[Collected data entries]
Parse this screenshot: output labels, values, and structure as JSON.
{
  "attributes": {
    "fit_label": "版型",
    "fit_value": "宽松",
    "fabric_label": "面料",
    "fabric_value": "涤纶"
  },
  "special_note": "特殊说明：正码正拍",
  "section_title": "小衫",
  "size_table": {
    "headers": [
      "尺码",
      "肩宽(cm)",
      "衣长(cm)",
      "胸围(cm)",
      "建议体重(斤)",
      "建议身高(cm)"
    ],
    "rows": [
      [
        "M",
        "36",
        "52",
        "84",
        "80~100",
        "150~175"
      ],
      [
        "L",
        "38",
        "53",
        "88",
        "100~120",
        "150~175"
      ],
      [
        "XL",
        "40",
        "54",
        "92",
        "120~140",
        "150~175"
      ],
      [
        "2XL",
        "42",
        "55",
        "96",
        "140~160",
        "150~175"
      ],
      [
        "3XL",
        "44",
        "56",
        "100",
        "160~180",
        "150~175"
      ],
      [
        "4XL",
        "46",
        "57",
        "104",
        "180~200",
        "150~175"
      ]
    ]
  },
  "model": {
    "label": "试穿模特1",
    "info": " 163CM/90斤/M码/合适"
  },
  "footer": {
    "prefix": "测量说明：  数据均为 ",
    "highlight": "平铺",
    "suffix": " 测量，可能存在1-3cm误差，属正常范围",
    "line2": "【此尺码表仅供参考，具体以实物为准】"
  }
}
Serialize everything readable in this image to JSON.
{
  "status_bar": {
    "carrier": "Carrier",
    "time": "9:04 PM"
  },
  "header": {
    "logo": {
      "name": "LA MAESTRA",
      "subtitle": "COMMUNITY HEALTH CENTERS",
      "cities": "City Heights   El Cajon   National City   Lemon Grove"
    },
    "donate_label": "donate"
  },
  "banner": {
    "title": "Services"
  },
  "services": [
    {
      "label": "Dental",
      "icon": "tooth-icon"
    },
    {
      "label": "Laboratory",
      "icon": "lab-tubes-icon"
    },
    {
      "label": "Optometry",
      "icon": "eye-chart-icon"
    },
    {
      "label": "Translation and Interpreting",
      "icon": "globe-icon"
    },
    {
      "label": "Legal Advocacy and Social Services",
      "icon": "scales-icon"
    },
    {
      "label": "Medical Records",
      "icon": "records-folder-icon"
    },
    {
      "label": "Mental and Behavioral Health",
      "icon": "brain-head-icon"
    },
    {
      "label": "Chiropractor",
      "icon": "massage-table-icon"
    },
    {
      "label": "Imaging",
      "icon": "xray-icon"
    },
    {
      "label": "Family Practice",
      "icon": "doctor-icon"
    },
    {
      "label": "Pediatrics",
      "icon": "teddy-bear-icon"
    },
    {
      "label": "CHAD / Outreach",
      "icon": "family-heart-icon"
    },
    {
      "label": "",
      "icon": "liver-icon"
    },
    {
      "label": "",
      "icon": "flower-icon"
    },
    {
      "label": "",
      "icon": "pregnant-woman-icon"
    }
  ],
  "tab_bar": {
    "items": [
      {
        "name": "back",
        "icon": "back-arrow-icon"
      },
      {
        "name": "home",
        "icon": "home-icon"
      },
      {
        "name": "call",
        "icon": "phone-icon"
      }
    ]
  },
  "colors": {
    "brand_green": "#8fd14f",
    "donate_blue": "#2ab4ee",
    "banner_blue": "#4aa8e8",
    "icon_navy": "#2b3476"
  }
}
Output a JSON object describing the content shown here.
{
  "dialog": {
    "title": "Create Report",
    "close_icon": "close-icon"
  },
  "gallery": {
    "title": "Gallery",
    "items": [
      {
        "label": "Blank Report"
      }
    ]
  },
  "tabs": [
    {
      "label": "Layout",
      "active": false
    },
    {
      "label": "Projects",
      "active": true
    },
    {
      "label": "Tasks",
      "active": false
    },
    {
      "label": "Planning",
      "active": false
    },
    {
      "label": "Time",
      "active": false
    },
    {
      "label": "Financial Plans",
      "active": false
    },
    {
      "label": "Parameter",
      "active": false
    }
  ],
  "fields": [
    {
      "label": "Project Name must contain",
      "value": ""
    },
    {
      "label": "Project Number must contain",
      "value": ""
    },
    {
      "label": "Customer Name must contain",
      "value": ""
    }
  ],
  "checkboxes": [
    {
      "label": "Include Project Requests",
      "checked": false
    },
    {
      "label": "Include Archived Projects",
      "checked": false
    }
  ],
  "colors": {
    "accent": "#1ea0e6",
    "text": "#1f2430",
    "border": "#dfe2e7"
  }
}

▶ Written exercise:
Exactly reproduce all of the entries.

▶ Complete response:
Parse this screenshot: output labels, values, and structure as JSON.
{
  "attributes": {
    "fit_label": "版型",
    "fit_value": "宽松",
    "fabric_label": "面料",
    "fabric_value": "涤纶"
  },
  "special_note": "特殊说明：正码正拍",
  "section_title": "小衫",
  "size_table": {
    "headers": [
      "尺码",
      "肩宽(cm)",
      "衣长(cm)",
      "胸围(cm)",
      "建议体重(斤)",
      "建议身高(cm)"
    ],
    "rows": [
      [
        "M",
        "36",
        "52",
        "84",
        "80~100",
        "150~175"
      ],
      [
        "L",
        "38",
        "53",
        "88",
        "100~120",
        "150~175"
      ],
      [
        "XL",
        "40",
        "54",
        "92",
        "120~140",
        "150~175"
      ],
      [
        "2XL",
        "42",
        "55",
        "96",
        "140~160",
        "150~175"
      ],
      [
        "3XL",
        "44",
        "56",
        "100",
        "160~180",
        "150~175"
      ],
      [
        "4XL",
        "46",
        "57",
        "104",
        "180~200",
        "150~175"
      ]
    ]
  },
  "model": {
    "label": "试穿模特1",
    "info": " 163CM/90斤/M码/合适"
  },
  "footer": {
    "prefix": "测量说明：  数据均为 ",
    "highlight": "平铺",
    "suffix": " 测量，可能存在1-3cm误差，属正常范围",
    "line2": "【此尺码表仅供参考，具体以实物为准】"
  }
}
Serialize everything readable in this image to JSON.
{
  "status_bar": {
    "carrier": "Carrier",
    "time": "9:04 PM"
  },
  "header": {
    "logo": {
      "name": "LA MAESTRA",
      "subtitle": "COMMUNITY HEALTH CENTERS",
      "cities": "City Heights   El Cajon   National City   Lemon Grove"
    },
    "donate_label": "donate"
  },
  "banner": {
    "title": "Services"
  },
  "services": [
    {
      "label": "Dental",
      "icon": "tooth-icon"
    },
    {
      "label": "Laboratory",
      "icon": "lab-tubes-icon"
    },
    {
      "label": "Optometry",
      "icon": "eye-chart-icon"
    },
    {
      "label": "Translation and Interpreting",
      "icon": "globe-icon"
    },
    {
      "label": "Legal Advocacy and Social Services",
      "icon": "scales-icon"
    },
    {
      "label": "Medical Records",
      "icon": "records-folder-icon"
    },
    {
      "label": "Mental and Behavioral Health",
      "icon": "brain-head-icon"
    },
    {
      "label": "Chiropractor",
      "icon": "massage-table-icon"
    },
    {
      "label": "Imaging",
      "icon": "xray-icon"
    },
    {
      "label": "Family Practice",
      "icon": "doctor-icon"
    },
    {
      "label": "Pediatrics",
      "icon": "teddy-bear-icon"
    },
    {
      "label": "CHAD / Outreach",
      "icon": "family-heart-icon"
    },
    {
      "label": "",
      "icon": "liver-icon"
    },
    {
      "label": "",
      "icon": "flower-icon"
    },
    {
      "label": "",
      "icon": "pregnant-woman-icon"
    }
  ],
  "tab_bar": {
    "items": [
      {
        "name": "back",
        "icon": "back-arrow-icon"
      },
      {
        "name": "home",
        "icon": "home-icon"
      },
      {
        "name": "call",
        "icon": "phone-icon"
      }
    ]
  },
  "colors": {
    "brand_green": "#8fd14f",
    "donate_blue": "#2ab4ee",
    "banner_blue": "#4aa8e8",
    "icon_navy": "#2b3476"
  }
}
Output a JSON object describing the content shown here.
{
  "dialog": {
    "title": "Create Report",
    "close_icon": "close-icon"
  },
  "gallery": {
    "title": "Gallery",
    "items": [
      {
        "label": "Blank Report"
      }
    ]
  },
  "tabs": [
    {
      "label": "Layout",
      "active": false
    },
    {
      "label": "Projects",
      "active": true
    },
    {
      "label": "Tasks",
      "active": false
    },
    {
      "label": "Planning",
      "active": false
    },
    {
      "label": "Time",
      "active": false
    },
    {
      "label": "Financial Plans",
      "active": false
    },
    {
      "label": "Parameter",
      "active": false
    }
  ],
  "fields": [
    {
      "label": "Project Name must contain",
      "value": ""
    },
    {
      "label": "Project Number must contain",
      "value": ""
    },
    {
      "label": "Customer Name must contain",
      "value": ""
    }
  ],
  "checkboxes": [
    {
      "label": "Include Project Requests",
      "checked": false
    },
    {
      "label": "Include Archived Projects",
      "checked": false
    }
  ],
  "colors": {
    "accent": "#1ea0e6",
    "text": "#1f2430",
    "border": "#dfe2e7"
  }
}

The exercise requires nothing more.